Retype every entry in its entirety, without alteration.
--- START GIVEN INFORMATION ---
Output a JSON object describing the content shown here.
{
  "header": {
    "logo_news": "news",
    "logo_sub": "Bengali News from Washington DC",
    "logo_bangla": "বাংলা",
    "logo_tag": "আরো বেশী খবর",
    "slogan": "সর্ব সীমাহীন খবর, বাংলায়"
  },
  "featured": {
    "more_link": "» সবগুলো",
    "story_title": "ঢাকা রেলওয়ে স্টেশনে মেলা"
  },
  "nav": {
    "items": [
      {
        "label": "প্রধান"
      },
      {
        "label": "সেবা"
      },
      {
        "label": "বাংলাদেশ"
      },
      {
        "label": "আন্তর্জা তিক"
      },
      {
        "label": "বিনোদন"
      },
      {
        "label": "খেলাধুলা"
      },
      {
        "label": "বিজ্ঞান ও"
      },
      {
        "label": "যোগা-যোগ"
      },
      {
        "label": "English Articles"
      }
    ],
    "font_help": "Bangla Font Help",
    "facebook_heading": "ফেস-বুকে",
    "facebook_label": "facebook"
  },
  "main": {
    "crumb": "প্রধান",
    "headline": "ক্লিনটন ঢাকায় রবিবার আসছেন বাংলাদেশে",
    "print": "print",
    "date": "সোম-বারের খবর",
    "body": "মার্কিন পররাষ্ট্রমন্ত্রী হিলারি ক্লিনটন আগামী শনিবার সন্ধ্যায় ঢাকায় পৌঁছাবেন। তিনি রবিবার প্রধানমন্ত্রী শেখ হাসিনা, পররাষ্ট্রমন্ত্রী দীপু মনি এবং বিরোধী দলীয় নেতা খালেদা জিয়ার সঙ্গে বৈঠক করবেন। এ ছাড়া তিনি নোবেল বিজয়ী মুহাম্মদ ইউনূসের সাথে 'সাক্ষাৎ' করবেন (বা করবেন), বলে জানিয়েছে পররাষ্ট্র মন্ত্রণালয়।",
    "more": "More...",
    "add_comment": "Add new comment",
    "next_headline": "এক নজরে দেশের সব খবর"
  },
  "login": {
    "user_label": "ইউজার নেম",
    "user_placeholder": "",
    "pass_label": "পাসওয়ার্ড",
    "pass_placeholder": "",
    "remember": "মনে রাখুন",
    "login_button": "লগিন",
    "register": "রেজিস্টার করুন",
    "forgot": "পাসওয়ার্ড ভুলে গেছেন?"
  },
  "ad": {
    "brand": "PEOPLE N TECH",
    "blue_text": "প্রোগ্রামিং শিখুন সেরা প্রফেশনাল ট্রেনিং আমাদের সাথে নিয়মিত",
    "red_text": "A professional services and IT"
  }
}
--- END GIVEN INFORMATION ---
## COMPLETED TASK
Output a JSON object describing the content shown here.
{
  "header": {
    "logo_news": "news",
    "logo_sub": "Bengali News from Washington DC",
    "logo_bangla": "বাংলা",
    "logo_tag": "আরো বেশী খবর",
    "slogan": "সর্ব সীমাহীন খবর, বাংলায়"
  },
  "featured": {
    "more_link": "» সবগুলো",
    "story_title": "ঢাকা রেলওয়ে স্টেশনে মেলা"
  },
  "nav": {
    "items": [
      {
        "label": "প্রধান"
      },
      {
        "label": "সেবা"
      },
      {
        "label": "বাংলাদেশ"
      },
      {
        "label": "আন্তর্জা তিক"
      },
      {
        "label": "বিনোদন"
      },
      {
        "label": "খেলাধুলা"
      },
      {
        "label": "বিজ্ঞান ও"
      },
      {
        "label": "যোগা-যোগ"
      },
      {
        "label": "English Articles"
      }
    ],
    "font_help": "Bangla Font Help",
    "facebook_heading": "ফেস-বুকে",
    "facebook_label": "facebook"
  },
  "main": {
    "crumb": "প্রধান",
    "headline": "ক্লিনটন ঢাকায় রবিবার আসছেন বাংলাদেশে",
    "print": "print",
    "date": "সোম-বারের খবর",
    "body": "মার্কিন পররাষ্ট্রমন্ত্রী হিলারি ক্লিনটন আগামী শনিবার সন্ধ্যায় ঢাকায় পৌঁছাবেন। তিনি রবিবার প্রধানমন্ত্রী শেখ হাসিনা, পররাষ্ট্রমন্ত্রী দীপু মনি এবং বিরোধী দলীয় নেতা খালেদা জিয়ার সঙ্গে বৈঠক করবেন। এ ছাড়া তিনি নোবেল বিজয়ী মুহাম্মদ ইউনূসের সাথে 'সাক্ষাৎ' করবেন (বা করবেন), বলে জানিয়েছে পররাষ্ট্র মন্ত্রণালয়।",
    "more": "More...",
    "add_comment": "Add new comment",
    "next_headline": "এক নজরে দেশের সব খবর"
  },
  "login": {
    "user_label": "ইউজার নেম",
    "user_placeholder": "",
    "pass_label": "পাসওয়ার্ড",
    "pass_placeholder": "",
    "remember": "মনে রাখুন",
    "login_button": "লগিন",
    "register": "রেজিস্টার করুন",
    "forgot": "পাসওয়ার্ড ভুলে গেছেন?"
  },
  "ad": {
    "brand": "PEOPLE N TECH",
    "blue_text": "প্রোগ্রামিং শিখুন সেরা প্রফেশনাল ট্রেনিং আমাদের সাথে নিয়মিত",
    "red_text": "A professional services and IT"
  }
}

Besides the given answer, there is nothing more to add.